Task instructions.
Reproduce the listing below exactly, minus its pictures.

[Records that describe figures]
━━━
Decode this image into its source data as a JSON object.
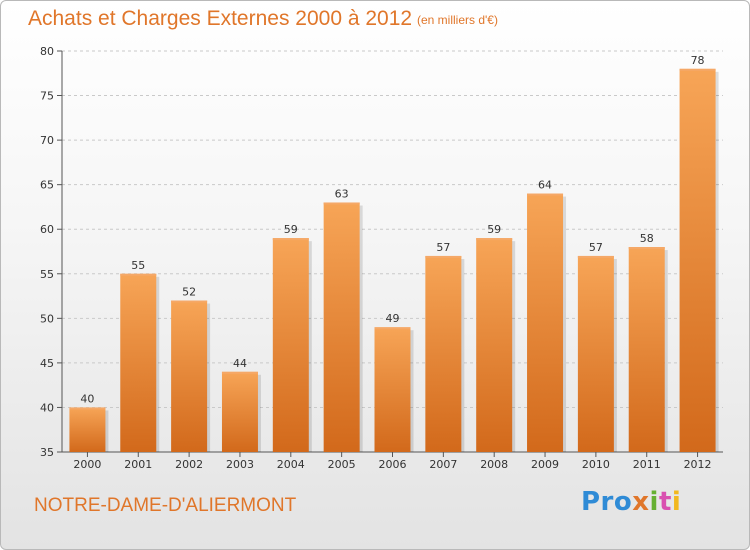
{
  "chart_data": {
    "type": "bar",
    "title": "Achats et Charges Externes 2000 à 2012",
    "subtitle": "(en milliers d'€)",
    "categories": [
      "2000",
      "2001",
      "2002",
      "2003",
      "2004",
      "2005",
      "2006",
      "2007",
      "2008",
      "2009",
      "2010",
      "2011",
      "2012"
    ],
    "values": [
      40,
      55,
      52,
      44,
      59,
      63,
      49,
      57,
      59,
      64,
      57,
      58,
      78
    ],
    "ylim": [
      35,
      80
    ],
    "yticks": [
      "35",
      "40",
      "45",
      "50",
      "55",
      "60",
      "65",
      "70",
      "75",
      "80"
    ],
    "grid": true,
    "bar_color": "#e07d28"
  },
  "footer": {
    "place_name": "NOTRE-DAME-D'ALIERMONT",
    "logo_parts": [
      "Pro",
      "x",
      "i",
      "t",
      "i"
    ]
  }
}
━━━
Exercise response.
Decode this image into its source data as a JSON object.
{
  "chart_data": {
    "type": "bar",
    "title": "Achats et Charges Externes 2000 à 2012",
    "subtitle": "(en milliers d'€)",
    "categories": [
      "2000",
      "2001",
      "2002",
      "2003",
      "2004",
      "2005",
      "2006",
      "2007",
      "2008",
      "2009",
      "2010",
      "2011",
      "2012"
    ],
    "values": [
      40,
      55,
      52,
      44,
      59,
      63,
      49,
      57,
      59,
      64,
      57,
      58,
      78
    ],
    "ylim": [
      35,
      80
    ],
    "yticks": [
      "35",
      "40",
      "45",
      "50",
      "55",
      "60",
      "65",
      "70",
      "75",
      "80"
    ],
    "grid": true,
    "bar_color": "#e07d28"
  },
  "footer": {
    "place_name": "NOTRE-DAME-D'ALIERMONT",
    "logo_parts": [
      "Pro",
      "x",
      "i",
      "t",
      "i"
    ]
  }
}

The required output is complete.